DOKUMENT:
■ ■ ■ ■ ■
Aby znowu nie obrazić Susła, Alicja zapytała bardzo ostrożnie:
– A jak długo rysowały one ten syrop w studni?
– Sama odpowiedziałaś sobie przecież na to pytanie – rzekł Kapelusznik. – Od stu dni – rzecz jasna.
– Nie musiało im tam być przyjemnie – zauważyła Alicja.
– Głupiaś – rzekł nagle Suseł, spoglądając z pogardą na Alicję. – Było im wprost s ł o d k o.
Lewis Carroll „Alicja w Krainie Czarów”
Debiutanckiemu dziełu francuskiego autora Jean-Louis Roubira udała się rzecz wyjątkowa. Z całkowicie nieznanej pozycji (kiedy propozycja rozgrywki kwitowana była krótkim „Di.. co?”) w ekspresowo krótkim czasie stała się grą znaną praktycznie każdemu miłośnikowi gier planszowych. Zaledwie trzy miesiące po marcowej prezentacji tytułu przez właścicieli wydawnictwa Hobbity, Dixit (łac. rzekł) został grą XI edycji Pionka. A po drodze zdobył francuską Grą Roku 2009, trafił do Biblioteki Idealnych Gier Bruno Faiduttiego i wreszcie został grą miesiąca (maja i czerwca) wielu członków zespołu GamesFanatic. Czy zasłużenie?
Ludzie mają zbyt mało czasu, aby cokolwiek poznać.
Reguły są bardzo proste i można je wytłumaczyć w 3 minuty. Gracze otrzymują sześć losowych kart z wieloznacznymi grafikami. Jeden z graczy zostaje Narratorem i wybierając w sekrecie jedną ze swoich kart opisuje ją pozostałym uczestnikom. Następnie każdy wybiera ze swojego zestawu jedną kartą, która możliwie najbardziej pasuje do opisu Narratora i zakrytą wykłada na stół. Wszystkie karty są tasowane i wykładane obrazkiem do góry. Teraz każdy z graczy (oprócz Narratora) wybiera kartę (oprócz swojej), którą jego zdaniem wyłożył Narrator. Gdy wszyscy dokonają wyboru następuje podliczanie punktów – jeśli wszyscy trafnie znaleźli kartę Narratora lub nie znalazł jej nikt, Narrator nie dostaje punktów, a pozostali po 2. Za każde trafne odgadnięcie Narrator oraz osoba, która odgadła dostają 3 punkty. Dodatkowo właściciel karty, na którą padł głos (czyli swoją propozycją zmylił kogoś) dostaje dodatkowy 1 punkt. Ogólnie zatem sprowadza się to do tego, że Narrator stara się, by jego opis nie był ani zbyt oczywisty ani zbyt zagmatwany, a pozostali starają się znaleźć jego kartę jednocześnie podsuwając swoją propozycję, myląc współgraczy. Następnie wszyscy dociągają po karcie i kolejna osoba zostaje Narratorem. Gra kończy się, gdy talia ulegnie wyczerpaniu.
■ ■ ■ ■ ■
POLECENIA:
A - Odpowiedz krótko na pytania do tekstu o grze Dixit:
(i) Od ilu dni, według Kapelusznika, trwało rysowanie syropu w studni?
(ii) Ile losowych kart otrzymują gracze na początku?
(iii) Kiedy kończy się gra?
B - Proszę napisać dalszy ciąg tekstu o grze Dixit, zaczynając od miejsca po zdaniu „Gra kończy się, gdy talia ulegnie wyczerpaniu.”

[Wpisy układu przestrzennego]
■ ■ ■ ■ ■
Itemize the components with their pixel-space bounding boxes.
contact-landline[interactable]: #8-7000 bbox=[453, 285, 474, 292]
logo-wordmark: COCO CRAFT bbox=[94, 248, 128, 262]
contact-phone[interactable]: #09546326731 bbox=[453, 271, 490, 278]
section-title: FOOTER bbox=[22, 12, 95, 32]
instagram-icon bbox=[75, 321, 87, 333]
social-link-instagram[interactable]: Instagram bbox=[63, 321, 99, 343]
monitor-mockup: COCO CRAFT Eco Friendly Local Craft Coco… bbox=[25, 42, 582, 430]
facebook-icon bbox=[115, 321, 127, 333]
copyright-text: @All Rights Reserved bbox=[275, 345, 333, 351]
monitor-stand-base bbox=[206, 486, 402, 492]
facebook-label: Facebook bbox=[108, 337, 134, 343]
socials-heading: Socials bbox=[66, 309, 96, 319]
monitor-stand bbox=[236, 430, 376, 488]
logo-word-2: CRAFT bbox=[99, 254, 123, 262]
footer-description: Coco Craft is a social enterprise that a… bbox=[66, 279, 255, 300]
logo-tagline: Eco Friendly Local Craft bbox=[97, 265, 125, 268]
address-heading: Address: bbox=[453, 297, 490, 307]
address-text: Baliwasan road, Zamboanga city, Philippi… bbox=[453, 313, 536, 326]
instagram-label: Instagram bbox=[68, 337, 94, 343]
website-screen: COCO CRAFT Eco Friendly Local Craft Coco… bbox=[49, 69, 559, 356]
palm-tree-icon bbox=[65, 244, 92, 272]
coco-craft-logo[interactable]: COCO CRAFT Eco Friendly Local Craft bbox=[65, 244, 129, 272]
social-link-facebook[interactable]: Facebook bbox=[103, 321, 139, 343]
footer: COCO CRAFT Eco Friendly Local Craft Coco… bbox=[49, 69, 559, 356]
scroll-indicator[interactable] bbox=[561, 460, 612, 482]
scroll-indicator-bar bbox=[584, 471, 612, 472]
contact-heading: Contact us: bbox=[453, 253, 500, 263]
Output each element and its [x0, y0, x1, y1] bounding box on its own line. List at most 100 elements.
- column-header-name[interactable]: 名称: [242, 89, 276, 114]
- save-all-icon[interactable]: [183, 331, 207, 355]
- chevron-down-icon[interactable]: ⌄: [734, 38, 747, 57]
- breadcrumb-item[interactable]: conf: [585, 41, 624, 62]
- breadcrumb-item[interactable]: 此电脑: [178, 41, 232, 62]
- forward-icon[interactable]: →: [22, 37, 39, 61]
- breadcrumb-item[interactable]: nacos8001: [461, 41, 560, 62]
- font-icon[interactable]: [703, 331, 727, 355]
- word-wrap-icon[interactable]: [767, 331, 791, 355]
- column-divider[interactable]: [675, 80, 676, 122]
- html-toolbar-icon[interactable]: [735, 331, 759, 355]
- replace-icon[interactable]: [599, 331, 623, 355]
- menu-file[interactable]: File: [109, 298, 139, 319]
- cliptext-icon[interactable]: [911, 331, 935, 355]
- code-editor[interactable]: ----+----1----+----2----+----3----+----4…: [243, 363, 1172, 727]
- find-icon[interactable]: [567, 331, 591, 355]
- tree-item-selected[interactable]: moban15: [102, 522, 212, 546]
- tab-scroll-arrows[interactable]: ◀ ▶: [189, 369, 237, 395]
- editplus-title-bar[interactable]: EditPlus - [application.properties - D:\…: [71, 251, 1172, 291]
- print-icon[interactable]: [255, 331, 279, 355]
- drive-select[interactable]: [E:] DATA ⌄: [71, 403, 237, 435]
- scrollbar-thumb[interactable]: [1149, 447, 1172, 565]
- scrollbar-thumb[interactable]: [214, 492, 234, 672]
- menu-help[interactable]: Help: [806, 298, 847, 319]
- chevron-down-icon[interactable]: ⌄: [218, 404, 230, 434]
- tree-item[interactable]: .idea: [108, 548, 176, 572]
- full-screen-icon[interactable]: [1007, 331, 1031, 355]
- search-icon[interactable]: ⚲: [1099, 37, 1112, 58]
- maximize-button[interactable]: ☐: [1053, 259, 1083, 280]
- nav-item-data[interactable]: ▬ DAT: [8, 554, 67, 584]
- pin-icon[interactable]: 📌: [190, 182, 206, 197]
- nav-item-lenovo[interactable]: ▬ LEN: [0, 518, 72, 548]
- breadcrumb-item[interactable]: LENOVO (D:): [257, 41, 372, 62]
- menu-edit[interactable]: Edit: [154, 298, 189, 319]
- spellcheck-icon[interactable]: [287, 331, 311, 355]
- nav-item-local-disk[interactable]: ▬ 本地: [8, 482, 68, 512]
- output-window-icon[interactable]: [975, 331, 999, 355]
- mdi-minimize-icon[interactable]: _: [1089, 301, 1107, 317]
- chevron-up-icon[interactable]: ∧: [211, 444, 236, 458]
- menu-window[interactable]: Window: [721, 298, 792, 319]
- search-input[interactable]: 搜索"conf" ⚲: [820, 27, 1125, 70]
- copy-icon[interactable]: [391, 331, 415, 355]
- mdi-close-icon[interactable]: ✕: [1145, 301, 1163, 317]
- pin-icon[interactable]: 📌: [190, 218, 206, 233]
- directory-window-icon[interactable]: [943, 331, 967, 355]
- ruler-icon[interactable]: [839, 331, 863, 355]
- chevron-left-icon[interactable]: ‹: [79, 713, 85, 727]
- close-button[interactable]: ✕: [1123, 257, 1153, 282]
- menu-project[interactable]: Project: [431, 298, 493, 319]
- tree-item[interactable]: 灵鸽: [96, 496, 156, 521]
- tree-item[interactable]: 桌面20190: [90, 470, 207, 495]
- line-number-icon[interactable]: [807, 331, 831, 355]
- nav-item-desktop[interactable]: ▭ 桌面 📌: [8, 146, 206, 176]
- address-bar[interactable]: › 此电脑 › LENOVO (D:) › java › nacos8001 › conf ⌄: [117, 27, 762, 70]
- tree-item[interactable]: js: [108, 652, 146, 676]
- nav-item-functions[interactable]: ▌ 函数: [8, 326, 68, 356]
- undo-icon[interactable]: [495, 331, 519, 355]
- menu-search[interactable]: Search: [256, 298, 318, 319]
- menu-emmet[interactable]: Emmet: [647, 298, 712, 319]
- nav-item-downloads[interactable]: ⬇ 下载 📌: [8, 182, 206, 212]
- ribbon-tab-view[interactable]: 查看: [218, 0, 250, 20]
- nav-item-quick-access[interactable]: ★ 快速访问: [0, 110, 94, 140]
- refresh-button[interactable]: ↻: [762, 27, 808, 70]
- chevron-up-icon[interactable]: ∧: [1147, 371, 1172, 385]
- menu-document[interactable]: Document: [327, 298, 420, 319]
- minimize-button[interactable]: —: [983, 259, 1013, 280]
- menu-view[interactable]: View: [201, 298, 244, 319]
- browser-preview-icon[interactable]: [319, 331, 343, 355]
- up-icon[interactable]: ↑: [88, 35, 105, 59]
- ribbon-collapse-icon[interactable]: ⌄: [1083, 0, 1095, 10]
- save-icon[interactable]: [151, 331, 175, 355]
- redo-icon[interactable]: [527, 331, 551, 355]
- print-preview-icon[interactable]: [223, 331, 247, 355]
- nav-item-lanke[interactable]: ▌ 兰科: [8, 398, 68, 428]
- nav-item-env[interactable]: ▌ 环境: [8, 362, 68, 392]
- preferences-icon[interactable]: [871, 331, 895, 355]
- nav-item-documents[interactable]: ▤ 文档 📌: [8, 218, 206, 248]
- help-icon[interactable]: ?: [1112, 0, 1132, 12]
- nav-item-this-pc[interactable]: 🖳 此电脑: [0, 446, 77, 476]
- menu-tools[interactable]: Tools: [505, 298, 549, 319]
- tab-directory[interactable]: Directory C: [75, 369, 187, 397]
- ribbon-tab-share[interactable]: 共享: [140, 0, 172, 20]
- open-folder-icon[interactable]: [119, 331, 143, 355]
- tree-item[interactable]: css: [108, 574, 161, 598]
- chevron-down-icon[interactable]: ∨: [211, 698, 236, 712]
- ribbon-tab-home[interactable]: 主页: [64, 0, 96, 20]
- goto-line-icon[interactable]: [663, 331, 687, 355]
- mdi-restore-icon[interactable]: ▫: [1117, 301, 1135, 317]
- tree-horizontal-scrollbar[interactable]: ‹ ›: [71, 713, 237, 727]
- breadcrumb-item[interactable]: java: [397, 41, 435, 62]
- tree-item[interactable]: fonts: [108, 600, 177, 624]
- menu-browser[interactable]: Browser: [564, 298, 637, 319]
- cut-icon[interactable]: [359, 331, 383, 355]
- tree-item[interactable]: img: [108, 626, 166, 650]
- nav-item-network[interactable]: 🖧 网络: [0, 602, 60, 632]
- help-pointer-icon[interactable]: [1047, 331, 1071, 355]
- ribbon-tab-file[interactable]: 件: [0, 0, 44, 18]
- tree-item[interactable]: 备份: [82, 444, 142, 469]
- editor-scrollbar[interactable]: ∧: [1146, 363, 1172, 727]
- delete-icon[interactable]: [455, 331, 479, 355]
■ ■ ■ ■ ■
ODPOWIEDZI DO ZADAŃ:
A -
(i) Od stu dni.
(ii) Sześć kart.
(iii) Gdy talia ulegnie wyczerpaniu.

B -
W założeniach gra przypomina Barbarossę – inny hit bardziej towarzyskich spotkań – tam gracze na podobnej zasadzie(ani za trudne ani za łatwe) lepią z plasteliny kształty. O ile jednak w przypadku tamtej gry dużą część rozgrywki pochłania akcja na planszy (rzuty kostką, ruchy pionkami itp.), Dixit to czysta kwintesencja zabawy w skojarzenia. Zabawy właśnie, bo ten tytuł wymyka się prostym klasyfikacjom i moim zdaniem zaliczenie go do gatunku gier planszowych wynika raczej z siły przyzwyczajenia i braku lepszej alternatywy, niż z rzeczywistego obrazu.
Lecz oczy są ślepe. Szukać należy sercem.
Na pozór jest to gra – mamy rywalizujących graczy, punkty, tasowanie kart, na końcu jest zwycięzca. Dla mnie i dla moich przyjaciół od planszy jest to jednak coś więcej. Punkty schodzą na dalszy plan, rywalizacja traci na znaczeniu – liczą się opowieść, klimat, poszukiwanie enigmatycznych, a jednocześnie trafnych opisów, podróż przez krainę własnych i cudzych skojarzeń. A podróż ta może nas zaprowadzić w rejony, których dawno nie odwiedzaliśmy – do krainy bajek z dzieciństwa, wspomnień, najważniejszych książek, czy filmów, rzeczy, sytuacji, czy ludzi, którzy często nas definiowali, szlifowali naszą osobowość i charakter. I choć brzmi to strasznie górnolotnie to naprawdę tego typu emocje i atmosferę te niepozorne osiemdziesiąt kart może w nas wyzwolić. To od Was, Waszych współgraczy i sytuacji, w której zaprosicie ich do Dixit, zależy czy rozgrywka będzie coraz bardziej męczącym (bo karty zaczną się powtarzać) wymyślaniem opisów do tych samych obrazków, połączonym z walką z przewracającymi się na torze punktowym pionkami, czy doświadczeniem dającym Wam możliwość poznania partnerów, zabawy z często zaskakującymi skojarzeniami, zanurzenia w oniryczny klimat wspaniale ilustrowanych kart, momentalnie przywodzących na myśl przygody Małego Księcia, czy Alicji w Krainie Czarów.
Pustynię upiększa to, że gdzieś w sobie kryje studnię.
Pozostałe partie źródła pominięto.